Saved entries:
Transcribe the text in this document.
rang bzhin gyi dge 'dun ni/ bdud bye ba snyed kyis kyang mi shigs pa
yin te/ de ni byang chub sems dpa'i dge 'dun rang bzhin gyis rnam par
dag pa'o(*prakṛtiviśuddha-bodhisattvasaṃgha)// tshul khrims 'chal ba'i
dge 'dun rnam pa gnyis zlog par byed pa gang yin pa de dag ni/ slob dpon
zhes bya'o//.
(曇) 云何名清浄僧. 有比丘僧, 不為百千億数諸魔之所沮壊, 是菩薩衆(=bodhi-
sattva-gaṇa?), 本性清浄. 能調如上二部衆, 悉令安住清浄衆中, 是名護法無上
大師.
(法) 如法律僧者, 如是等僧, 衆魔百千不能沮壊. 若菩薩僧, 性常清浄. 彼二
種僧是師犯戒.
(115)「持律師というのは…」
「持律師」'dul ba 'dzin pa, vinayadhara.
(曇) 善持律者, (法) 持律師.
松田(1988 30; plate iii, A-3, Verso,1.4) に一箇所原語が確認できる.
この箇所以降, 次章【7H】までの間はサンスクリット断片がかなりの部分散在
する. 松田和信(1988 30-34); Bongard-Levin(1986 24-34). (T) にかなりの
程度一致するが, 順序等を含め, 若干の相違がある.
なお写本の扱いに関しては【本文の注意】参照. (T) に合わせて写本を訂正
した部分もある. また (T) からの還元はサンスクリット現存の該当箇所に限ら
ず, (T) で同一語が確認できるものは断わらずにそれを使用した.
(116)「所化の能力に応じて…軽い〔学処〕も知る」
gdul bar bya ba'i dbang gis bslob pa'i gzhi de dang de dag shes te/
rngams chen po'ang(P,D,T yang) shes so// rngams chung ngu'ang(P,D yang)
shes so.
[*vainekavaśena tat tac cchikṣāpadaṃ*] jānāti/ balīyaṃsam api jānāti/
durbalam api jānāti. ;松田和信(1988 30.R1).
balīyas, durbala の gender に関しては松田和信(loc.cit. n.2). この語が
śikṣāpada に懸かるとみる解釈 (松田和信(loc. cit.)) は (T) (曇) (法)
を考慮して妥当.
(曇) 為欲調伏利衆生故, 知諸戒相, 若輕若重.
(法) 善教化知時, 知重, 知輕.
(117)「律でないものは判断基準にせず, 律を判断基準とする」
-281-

Goal » Copy out the material above in its entirety. Every detail must match.

Answer »
Transcribe the text in this document.
rang bzhin gyi dge 'dun ni/ bdud bye ba snyed kyis kyang mi shigs pa
yin te/ de ni byang chub sems dpa'i dge 'dun rang bzhin gyis rnam par
dag pa'o(*prakṛtiviśuddha-bodhisattvasaṃgha)// tshul khrims 'chal ba'i
dge 'dun rnam pa gnyis zlog par byed pa gang yin pa de dag ni/ slob dpon
zhes bya'o//.
(曇) 云何名清浄僧. 有比丘僧, 不為百千億数諸魔之所沮壊, 是菩薩衆(=bodhi-
sattva-gaṇa?), 本性清浄. 能調如上二部衆, 悉令安住清浄衆中, 是名護法無上
大師.
(法) 如法律僧者, 如是等僧, 衆魔百千不能沮壊. 若菩薩僧, 性常清浄. 彼二
種僧是師犯戒.
(115)「持律師というのは…」
「持律師」'dul ba 'dzin pa, vinayadhara.
(曇) 善持律者, (法) 持律師.
松田(1988 30; plate iii, A-3, Verso,1.4) に一箇所原語が確認できる.
この箇所以降, 次章【7H】までの間はサンスクリット断片がかなりの部分散在
する. 松田和信(1988 30-34); Bongard-Levin(1986 24-34). (T) にかなりの
程度一致するが, 順序等を含め, 若干の相違がある.
なお写本の扱いに関しては【本文の注意】参照. (T) に合わせて写本を訂正
した部分もある. また (T) からの還元はサンスクリット現存の該当箇所に限ら
ず, (T) で同一語が確認できるものは断わらずにそれを使用した.
(116)「所化の能力に応じて…軽い〔学処〕も知る」
gdul bar bya ba'i dbang gis bslob pa'i gzhi de dang de dag shes te/
rngams chen po'ang(P,D,T yang) shes so// rngams chung ngu'ang(P,D yang)
shes so.
[*vainekavaśena tat tac cchikṣāpadaṃ*] jānāti/ balīyaṃsam api jānāti/
durbalam api jānāti. ;松田和信(1988 30.R1).
balīyas, durbala の gender に関しては松田和信(loc.cit. n.2). この語が
śikṣāpada に懸かるとみる解釈 (松田和信(loc. cit.)) は (T) (曇) (法)
を考慮して妥当.
(曇) 為欲調伏利衆生故, 知諸戒相, 若輕若重.
(法) 善教化知時, 知重, 知輕.
(117)「律でないものは判断基準にせず, 律を判断基準とする」
-281-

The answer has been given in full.